-- begin Data supplied --

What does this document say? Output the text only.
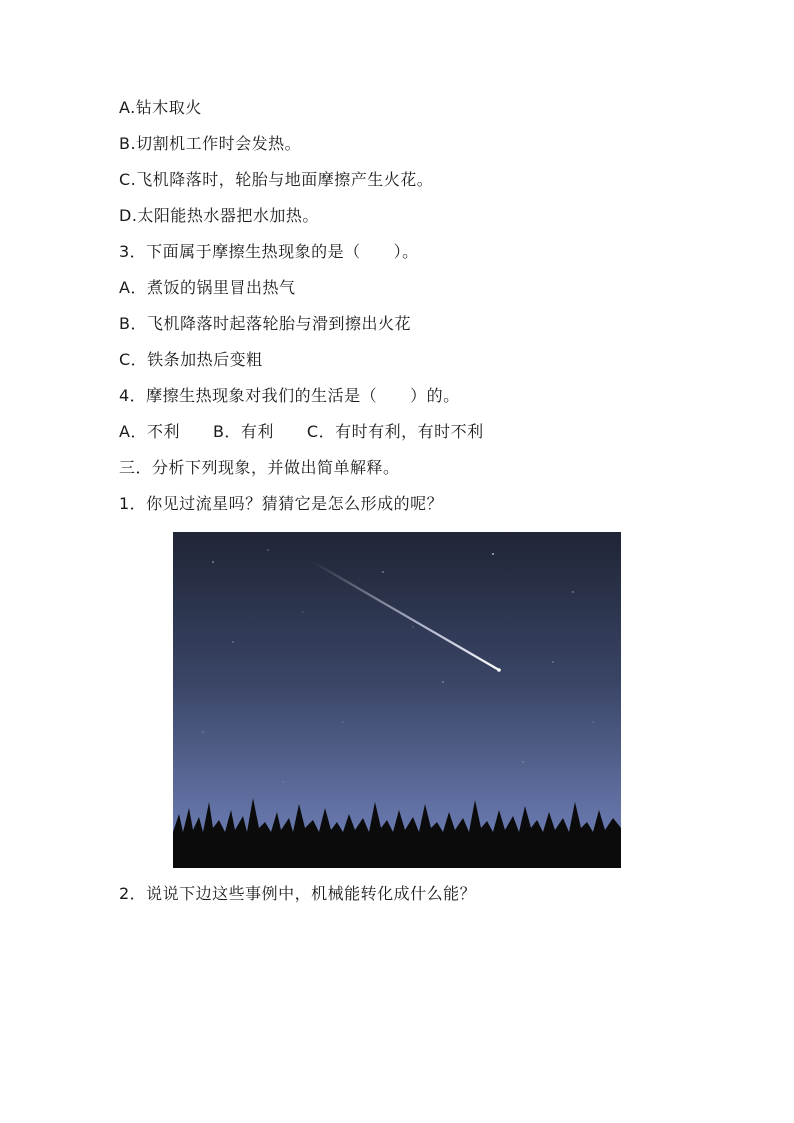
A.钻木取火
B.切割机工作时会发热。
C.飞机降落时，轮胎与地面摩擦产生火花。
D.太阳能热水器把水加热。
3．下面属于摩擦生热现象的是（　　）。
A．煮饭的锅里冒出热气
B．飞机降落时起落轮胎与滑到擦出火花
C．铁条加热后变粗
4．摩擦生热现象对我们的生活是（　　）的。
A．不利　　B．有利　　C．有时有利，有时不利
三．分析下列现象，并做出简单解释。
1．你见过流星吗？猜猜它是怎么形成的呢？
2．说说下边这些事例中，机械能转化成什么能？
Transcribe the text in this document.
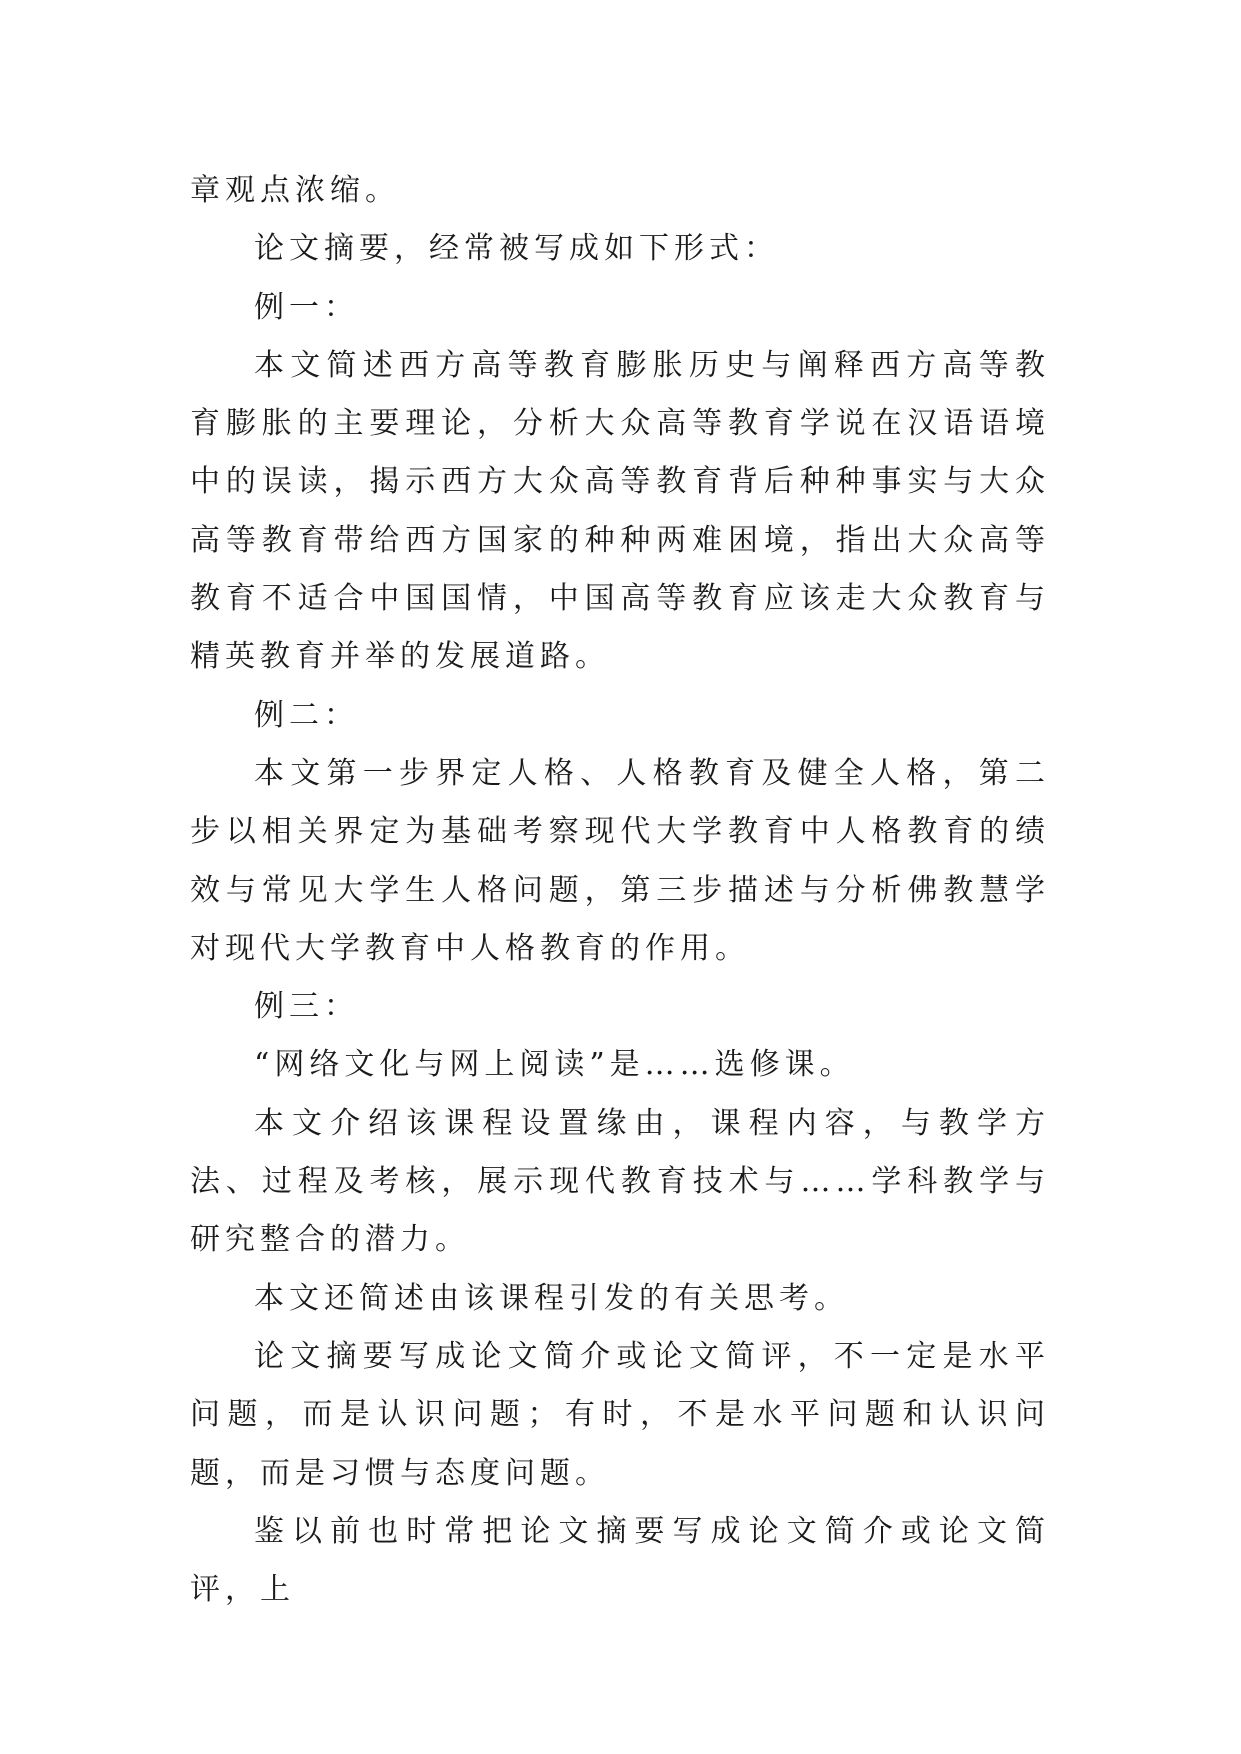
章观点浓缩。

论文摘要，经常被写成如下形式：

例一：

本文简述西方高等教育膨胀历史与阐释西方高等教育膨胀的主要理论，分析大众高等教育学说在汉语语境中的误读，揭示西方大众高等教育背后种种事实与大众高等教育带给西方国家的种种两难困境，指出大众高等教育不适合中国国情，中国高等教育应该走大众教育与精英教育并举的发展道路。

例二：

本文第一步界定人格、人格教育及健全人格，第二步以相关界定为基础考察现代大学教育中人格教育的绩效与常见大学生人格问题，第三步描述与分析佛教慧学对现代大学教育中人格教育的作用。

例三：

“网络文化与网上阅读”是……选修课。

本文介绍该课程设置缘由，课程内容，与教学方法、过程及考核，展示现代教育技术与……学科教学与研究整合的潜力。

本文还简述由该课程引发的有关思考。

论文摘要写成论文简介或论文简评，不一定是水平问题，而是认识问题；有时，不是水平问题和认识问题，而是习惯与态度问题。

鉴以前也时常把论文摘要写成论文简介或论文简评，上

-- end Data supplied --

Request - Check each line of the records above for "this", and copy those that have it.

Written answer -
What does this document say? Output the text only.
Transcribe the text in this document.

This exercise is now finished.